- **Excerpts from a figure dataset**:
↓↓↓

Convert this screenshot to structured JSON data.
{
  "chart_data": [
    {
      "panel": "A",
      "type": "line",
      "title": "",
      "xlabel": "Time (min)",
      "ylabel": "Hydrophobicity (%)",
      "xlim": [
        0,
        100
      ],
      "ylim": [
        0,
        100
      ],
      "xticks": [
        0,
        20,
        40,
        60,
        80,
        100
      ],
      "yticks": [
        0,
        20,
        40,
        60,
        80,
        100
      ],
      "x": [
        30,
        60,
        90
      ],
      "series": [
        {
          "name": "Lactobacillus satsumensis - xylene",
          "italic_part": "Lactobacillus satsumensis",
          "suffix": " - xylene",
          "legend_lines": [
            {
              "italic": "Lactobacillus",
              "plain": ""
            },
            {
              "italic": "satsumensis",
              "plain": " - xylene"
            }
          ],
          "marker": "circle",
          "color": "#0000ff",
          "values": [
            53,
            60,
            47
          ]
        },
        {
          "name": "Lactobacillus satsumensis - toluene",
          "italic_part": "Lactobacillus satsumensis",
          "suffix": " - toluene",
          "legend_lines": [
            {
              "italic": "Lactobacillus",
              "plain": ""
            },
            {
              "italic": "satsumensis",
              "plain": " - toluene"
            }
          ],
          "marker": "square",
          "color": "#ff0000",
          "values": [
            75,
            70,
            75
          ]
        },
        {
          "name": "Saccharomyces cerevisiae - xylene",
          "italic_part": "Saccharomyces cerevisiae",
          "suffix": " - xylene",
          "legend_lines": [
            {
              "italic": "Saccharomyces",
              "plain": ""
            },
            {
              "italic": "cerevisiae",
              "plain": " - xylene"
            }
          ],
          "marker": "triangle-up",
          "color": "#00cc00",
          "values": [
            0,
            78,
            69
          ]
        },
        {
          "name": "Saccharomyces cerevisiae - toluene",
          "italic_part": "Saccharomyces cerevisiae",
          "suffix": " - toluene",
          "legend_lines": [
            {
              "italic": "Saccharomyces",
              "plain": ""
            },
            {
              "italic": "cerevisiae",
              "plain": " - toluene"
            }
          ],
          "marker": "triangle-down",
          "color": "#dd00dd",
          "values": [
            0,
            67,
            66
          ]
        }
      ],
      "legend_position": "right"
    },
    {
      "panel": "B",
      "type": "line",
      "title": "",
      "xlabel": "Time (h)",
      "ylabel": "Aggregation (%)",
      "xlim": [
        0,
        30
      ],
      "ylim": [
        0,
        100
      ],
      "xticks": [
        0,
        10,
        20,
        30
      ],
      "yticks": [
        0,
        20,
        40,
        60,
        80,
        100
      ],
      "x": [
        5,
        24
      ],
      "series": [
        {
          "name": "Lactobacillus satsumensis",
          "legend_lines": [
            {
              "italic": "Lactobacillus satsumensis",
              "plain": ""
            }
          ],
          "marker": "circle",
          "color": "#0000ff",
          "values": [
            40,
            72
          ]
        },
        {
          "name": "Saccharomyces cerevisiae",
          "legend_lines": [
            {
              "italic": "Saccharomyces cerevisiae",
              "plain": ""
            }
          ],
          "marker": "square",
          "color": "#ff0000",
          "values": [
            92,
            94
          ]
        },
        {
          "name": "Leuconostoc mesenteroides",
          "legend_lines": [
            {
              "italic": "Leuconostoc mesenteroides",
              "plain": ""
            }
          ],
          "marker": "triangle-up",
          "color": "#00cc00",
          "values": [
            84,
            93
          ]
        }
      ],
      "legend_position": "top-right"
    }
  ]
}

↑↑↑

- **WORK TO DO**: Please output the entire listing exactly as it stands.

- **TASK OUTPUT**:
Convert this screenshot to structured JSON data.
{
  "chart_data": [
    {
      "panel": "A",
      "type": "line",
      "title": "",
      "xlabel": "Time (min)",
      "ylabel": "Hydrophobicity (%)",
      "xlim": [
        0,
        100
      ],
      "ylim": [
        0,
        100
      ],
      "xticks": [
        0,
        20,
        40,
        60,
        80,
        100
      ],
      "yticks": [
        0,
        20,
        40,
        60,
        80,
        100
      ],
      "x": [
        30,
        60,
        90
      ],
      "series": [
        {
          "name": "Lactobacillus satsumensis - xylene",
          "italic_part": "Lactobacillus satsumensis",
          "suffix": " - xylene",
          "legend_lines": [
            {
              "italic": "Lactobacillus",
              "plain": ""
            },
            {
              "italic": "satsumensis",
              "plain": " - xylene"
            }
          ],
          "marker": "circle",
          "color": "#0000ff",
          "values": [
            53,
            60,
            47
          ]
        },
        {
          "name": "Lactobacillus satsumensis - toluene",
          "italic_part": "Lactobacillus satsumensis",
          "suffix": " - toluene",
          "legend_lines": [
            {
              "italic": "Lactobacillus",
              "plain": ""
            },
            {
              "italic": "satsumensis",
              "plain": " - toluene"
            }
          ],
          "marker": "square",
          "color": "#ff0000",
          "values": [
            75,
            70,
            75
          ]
        },
        {
          "name": "Saccharomyces cerevisiae - xylene",
          "italic_part": "Saccharomyces cerevisiae",
          "suffix": " - xylene",
          "legend_lines": [
            {
              "italic": "Saccharomyces",
              "plain": ""
            },
            {
              "italic": "cerevisiae",
              "plain": " - xylene"
            }
          ],
          "marker": "triangle-up",
          "color": "#00cc00",
          "values": [
            0,
            78,
            69
          ]
        },
        {
          "name": "Saccharomyces cerevisiae - toluene",
          "italic_part": "Saccharomyces cerevisiae",
          "suffix": " - toluene",
          "legend_lines": [
            {
              "italic": "Saccharomyces",
              "plain": ""
            },
            {
              "italic": "cerevisiae",
              "plain": " - toluene"
            }
          ],
          "marker": "triangle-down",
          "color": "#dd00dd",
          "values": [
            0,
            67,
            66
          ]
        }
      ],
      "legend_position": "right"
    },
    {
      "panel": "B",
      "type": "line",
      "title": "",
      "xlabel": "Time (h)",
      "ylabel": "Aggregation (%)",
      "xlim": [
        0,
        30
      ],
      "ylim": [
        0,
        100
      ],
      "xticks": [
        0,
        10,
        20,
        30
      ],
      "yticks": [
        0,
        20,
        40,
        60,
        80,
        100
      ],
      "x": [
        5,
        24
      ],
      "series": [
        {
          "name": "Lactobacillus satsumensis",
          "legend_lines": [
            {
              "italic": "Lactobacillus satsumensis",
              "plain": ""
            }
          ],
          "marker": "circle",
          "color": "#0000ff",
          "values": [
            40,
            72
          ]
        },
        {
          "name": "Saccharomyces cerevisiae",
          "legend_lines": [
            {
              "italic": "Saccharomyces cerevisiae",
              "plain": ""
            }
          ],
          "marker": "square",
          "color": "#ff0000",
          "values": [
            92,
            94
          ]
        },
        {
          "name": "Leuconostoc mesenteroides",
          "legend_lines": [
            {
              "italic": "Leuconostoc mesenteroides",
              "plain": ""
            }
          ],
          "marker": "triangle-up",
          "color": "#00cc00",
          "values": [
            84,
            93
          ]
        }
      ],
      "legend_position": "top-right"
    }
  ]
}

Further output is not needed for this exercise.